TASK TO COMPLETE: Present the following entries again, word for word and in full.

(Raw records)
++++++
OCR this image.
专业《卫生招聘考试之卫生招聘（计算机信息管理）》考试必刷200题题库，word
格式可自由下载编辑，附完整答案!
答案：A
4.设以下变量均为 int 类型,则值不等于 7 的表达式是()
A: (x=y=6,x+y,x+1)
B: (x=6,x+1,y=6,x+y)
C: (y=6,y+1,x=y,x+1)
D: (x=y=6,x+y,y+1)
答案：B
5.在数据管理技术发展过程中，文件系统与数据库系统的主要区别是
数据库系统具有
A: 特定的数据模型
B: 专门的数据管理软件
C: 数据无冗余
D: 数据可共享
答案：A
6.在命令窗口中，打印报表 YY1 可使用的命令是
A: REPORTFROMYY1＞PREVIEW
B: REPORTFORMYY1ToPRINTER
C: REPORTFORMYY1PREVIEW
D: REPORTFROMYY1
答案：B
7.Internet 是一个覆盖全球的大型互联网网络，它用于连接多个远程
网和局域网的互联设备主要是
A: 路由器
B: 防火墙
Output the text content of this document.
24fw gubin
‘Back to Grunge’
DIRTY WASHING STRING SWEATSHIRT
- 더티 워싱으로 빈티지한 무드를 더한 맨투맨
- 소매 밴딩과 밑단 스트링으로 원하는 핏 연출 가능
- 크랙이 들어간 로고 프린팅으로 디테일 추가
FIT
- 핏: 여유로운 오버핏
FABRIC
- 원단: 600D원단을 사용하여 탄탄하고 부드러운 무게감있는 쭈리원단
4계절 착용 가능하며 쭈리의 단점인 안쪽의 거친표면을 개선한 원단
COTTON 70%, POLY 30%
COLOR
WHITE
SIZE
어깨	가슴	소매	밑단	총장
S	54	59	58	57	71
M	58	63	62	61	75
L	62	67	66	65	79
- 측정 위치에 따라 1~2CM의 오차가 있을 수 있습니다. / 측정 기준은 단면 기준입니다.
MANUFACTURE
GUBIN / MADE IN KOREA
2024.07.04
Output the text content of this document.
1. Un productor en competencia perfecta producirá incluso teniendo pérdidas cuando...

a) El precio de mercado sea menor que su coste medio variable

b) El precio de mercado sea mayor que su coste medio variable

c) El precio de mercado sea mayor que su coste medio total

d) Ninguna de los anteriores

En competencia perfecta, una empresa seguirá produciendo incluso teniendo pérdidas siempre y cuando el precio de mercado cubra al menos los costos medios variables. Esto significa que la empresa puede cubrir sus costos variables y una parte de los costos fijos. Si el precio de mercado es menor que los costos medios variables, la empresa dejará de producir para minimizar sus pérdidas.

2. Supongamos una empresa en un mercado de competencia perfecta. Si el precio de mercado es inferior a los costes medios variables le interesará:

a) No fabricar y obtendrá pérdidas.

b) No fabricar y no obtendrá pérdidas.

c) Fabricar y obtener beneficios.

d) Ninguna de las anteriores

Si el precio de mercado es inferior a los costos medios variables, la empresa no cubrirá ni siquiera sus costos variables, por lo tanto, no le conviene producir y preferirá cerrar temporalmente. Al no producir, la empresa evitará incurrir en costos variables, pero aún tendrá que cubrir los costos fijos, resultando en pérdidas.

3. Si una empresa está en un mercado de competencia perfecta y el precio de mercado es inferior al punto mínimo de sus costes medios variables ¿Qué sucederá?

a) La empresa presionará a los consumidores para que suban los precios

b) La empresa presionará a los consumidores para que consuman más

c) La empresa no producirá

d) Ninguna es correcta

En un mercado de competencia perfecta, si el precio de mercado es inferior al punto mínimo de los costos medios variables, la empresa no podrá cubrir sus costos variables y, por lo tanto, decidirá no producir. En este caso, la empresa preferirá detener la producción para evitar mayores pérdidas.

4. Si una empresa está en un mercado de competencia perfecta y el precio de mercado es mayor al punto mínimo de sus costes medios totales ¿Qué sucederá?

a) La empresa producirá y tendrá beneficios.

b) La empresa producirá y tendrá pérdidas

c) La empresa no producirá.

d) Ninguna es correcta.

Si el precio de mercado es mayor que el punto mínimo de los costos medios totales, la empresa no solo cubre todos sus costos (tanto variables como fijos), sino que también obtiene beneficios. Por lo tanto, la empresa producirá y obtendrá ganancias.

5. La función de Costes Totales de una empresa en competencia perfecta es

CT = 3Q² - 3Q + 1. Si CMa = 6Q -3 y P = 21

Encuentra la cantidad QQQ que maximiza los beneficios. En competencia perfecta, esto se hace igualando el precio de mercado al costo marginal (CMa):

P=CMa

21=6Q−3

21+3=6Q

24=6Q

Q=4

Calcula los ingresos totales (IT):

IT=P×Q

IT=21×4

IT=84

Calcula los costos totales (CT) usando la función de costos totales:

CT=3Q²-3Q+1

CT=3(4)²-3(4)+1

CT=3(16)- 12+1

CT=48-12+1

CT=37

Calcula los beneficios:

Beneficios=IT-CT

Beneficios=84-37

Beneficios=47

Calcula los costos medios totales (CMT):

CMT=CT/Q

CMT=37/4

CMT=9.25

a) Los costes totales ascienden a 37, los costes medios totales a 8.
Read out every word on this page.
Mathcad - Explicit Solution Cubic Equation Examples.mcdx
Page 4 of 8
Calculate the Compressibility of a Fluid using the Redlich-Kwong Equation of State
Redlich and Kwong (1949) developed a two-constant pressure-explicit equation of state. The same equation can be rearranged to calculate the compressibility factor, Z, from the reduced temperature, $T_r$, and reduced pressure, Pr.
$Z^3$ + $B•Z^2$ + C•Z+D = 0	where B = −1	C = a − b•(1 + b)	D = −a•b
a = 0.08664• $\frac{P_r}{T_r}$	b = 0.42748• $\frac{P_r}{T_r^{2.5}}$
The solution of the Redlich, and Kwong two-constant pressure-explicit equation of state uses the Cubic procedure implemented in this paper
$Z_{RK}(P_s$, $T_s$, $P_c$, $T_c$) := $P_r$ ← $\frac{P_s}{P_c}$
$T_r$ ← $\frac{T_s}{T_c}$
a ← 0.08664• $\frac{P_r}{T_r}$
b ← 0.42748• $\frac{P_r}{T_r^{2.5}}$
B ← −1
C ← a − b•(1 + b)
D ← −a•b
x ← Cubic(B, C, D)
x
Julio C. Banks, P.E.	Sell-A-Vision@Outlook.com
++++++
SOLUTION FOR THIS TASK:
OCR this image.
专业《卫生招聘考试之卫生招聘（计算机信息管理）》考试必刷200题题库，word
格式可自由下载编辑，附完整答案!
答案：A
4.设以下变量均为 int 类型,则值不等于 7 的表达式是()
A: (x=y=6,x+y,x+1)
B: (x=6,x+1,y=6,x+y)
C: (y=6,y+1,x=y,x+1)
D: (x=y=6,x+y,y+1)
答案：B
5.在数据管理技术发展过程中，文件系统与数据库系统的主要区别是
数据库系统具有
A: 特定的数据模型
B: 专门的数据管理软件
C: 数据无冗余
D: 数据可共享
答案：A
6.在命令窗口中，打印报表 YY1 可使用的命令是
A: REPORTFROMYY1＞PREVIEW
B: REPORTFORMYY1ToPRINTER
C: REPORTFORMYY1PREVIEW
D: REPORTFROMYY1
答案：B
7.Internet 是一个覆盖全球的大型互联网网络，它用于连接多个远程
网和局域网的互联设备主要是
A: 路由器
B: 防火墙
Output the text content of this document.
24fw gubin
‘Back to Grunge’
DIRTY WASHING STRING SWEATSHIRT
- 더티 워싱으로 빈티지한 무드를 더한 맨투맨
- 소매 밴딩과 밑단 스트링으로 원하는 핏 연출 가능
- 크랙이 들어간 로고 프린팅으로 디테일 추가
FIT
- 핏: 여유로운 오버핏
FABRIC
- 원단: 600D원단을 사용하여 탄탄하고 부드러운 무게감있는 쭈리원단
4계절 착용 가능하며 쭈리의 단점인 안쪽의 거친표면을 개선한 원단
COTTON 70%, POLY 30%
COLOR
WHITE
SIZE
어깨	가슴	소매	밑단	총장
S	54	59	58	57	71
M	58	63	62	61	75
L	62	67	66	65	79
- 측정 위치에 따라 1~2CM의 오차가 있을 수 있습니다. / 측정 기준은 단면 기준입니다.
MANUFACTURE
GUBIN / MADE IN KOREA
2024.07.04
Output the text content of this document.
1. Un productor en competencia perfecta producirá incluso teniendo pérdidas cuando...

a) El precio de mercado sea menor que su coste medio variable

b) El precio de mercado sea mayor que su coste medio variable

c) El precio de mercado sea mayor que su coste medio total

d) Ninguna de los anteriores

En competencia perfecta, una empresa seguirá produciendo incluso teniendo pérdidas siempre y cuando el precio de mercado cubra al menos los costos medios variables. Esto significa que la empresa puede cubrir sus costos variables y una parte de los costos fijos. Si el precio de mercado es menor que los costos medios variables, la empresa dejará de producir para minimizar sus pérdidas.

2. Supongamos una empresa en un mercado de competencia perfecta. Si el precio de mercado es inferior a los costes medios variables le interesará:

a) No fabricar y obtendrá pérdidas.

b) No fabricar y no obtendrá pérdidas.

c) Fabricar y obtener beneficios.

d) Ninguna de las anteriores

Si el precio de mercado es inferior a los costos medios variables, la empresa no cubrirá ni siquiera sus costos variables, por lo tanto, no le conviene producir y preferirá cerrar temporalmente. Al no producir, la empresa evitará incurrir en costos variables, pero aún tendrá que cubrir los costos fijos, resultando en pérdidas.

3. Si una empresa está en un mercado de competencia perfecta y el precio de mercado es inferior al punto mínimo de sus costes medios variables ¿Qué sucederá?

a) La empresa presionará a los consumidores para que suban los precios

b) La empresa presionará a los consumidores para que consuman más

c) La empresa no producirá

d) Ninguna es correcta

En un mercado de competencia perfecta, si el precio de mercado es inferior al punto mínimo de los costos medios variables, la empresa no podrá cubrir sus costos variables y, por lo tanto, decidirá no producir. En este caso, la empresa preferirá detener la producción para evitar mayores pérdidas.

4. Si una empresa está en un mercado de competencia perfecta y el precio de mercado es mayor al punto mínimo de sus costes medios totales ¿Qué sucederá?

a) La empresa producirá y tendrá beneficios.

b) La empresa producirá y tendrá pérdidas

c) La empresa no producirá.

d) Ninguna es correcta.

Si el precio de mercado es mayor que el punto mínimo de los costos medios totales, la empresa no solo cubre todos sus costos (tanto variables como fijos), sino que también obtiene beneficios. Por lo tanto, la empresa producirá y obtendrá ganancias.

5. La función de Costes Totales de una empresa en competencia perfecta es

CT = 3Q² - 3Q + 1. Si CMa = 6Q -3 y P = 21

Encuentra la cantidad QQQ que maximiza los beneficios. En competencia perfecta, esto se hace igualando el precio de mercado al costo marginal (CMa):

P=CMa

21=6Q−3

21+3=6Q

24=6Q

Q=4

Calcula los ingresos totales (IT):

IT=P×Q

IT=21×4

IT=84

Calcula los costos totales (CT) usando la función de costos totales:

CT=3Q²-3Q+1

CT=3(4)²-3(4)+1

CT=3(16)- 12+1

CT=48-12+1

CT=37

Calcula los beneficios:

Beneficios=IT-CT

Beneficios=84-37

Beneficios=47

Calcula los costos medios totales (CMT):

CMT=CT/Q

CMT=37/4

CMT=9.25

a) Los costes totales ascienden a 37, los costes medios totales a 8.
Read out every word on this page.
Mathcad - Explicit Solution Cubic Equation Examples.mcdx
Page 4 of 8
Calculate the Compressibility of a Fluid using the Redlich-Kwong Equation of State
Redlich and Kwong (1949) developed a two-constant pressure-explicit equation of state. The same equation can be rearranged to calculate the compressibility factor, Z, from the reduced temperature, $T_r$, and reduced pressure, Pr.
$Z^3$ + $B•Z^2$ + C•Z+D = 0	where B = −1	C = a − b•(1 + b)	D = −a•b
a = 0.08664• $\frac{P_r}{T_r}$	b = 0.42748• $\frac{P_r}{T_r^{2.5}}$
The solution of the Redlich, and Kwong two-constant pressure-explicit equation of state uses the Cubic procedure implemented in this paper
$Z_{RK}(P_s$, $T_s$, $P_c$, $T_c$) := $P_r$ ← $\frac{P_s}{P_c}$
$T_r$ ← $\frac{T_s}{T_c}$
a ← 0.08664• $\frac{P_r}{T_r}$
b ← 0.42748• $\frac{P_r}{T_r^{2.5}}$
B ← −1
C ← a − b•(1 + b)
D ← −a•b
x ← Cubic(B, C, D)
x
Julio C. Banks, P.E.	Sell-A-Vision@Outlook.com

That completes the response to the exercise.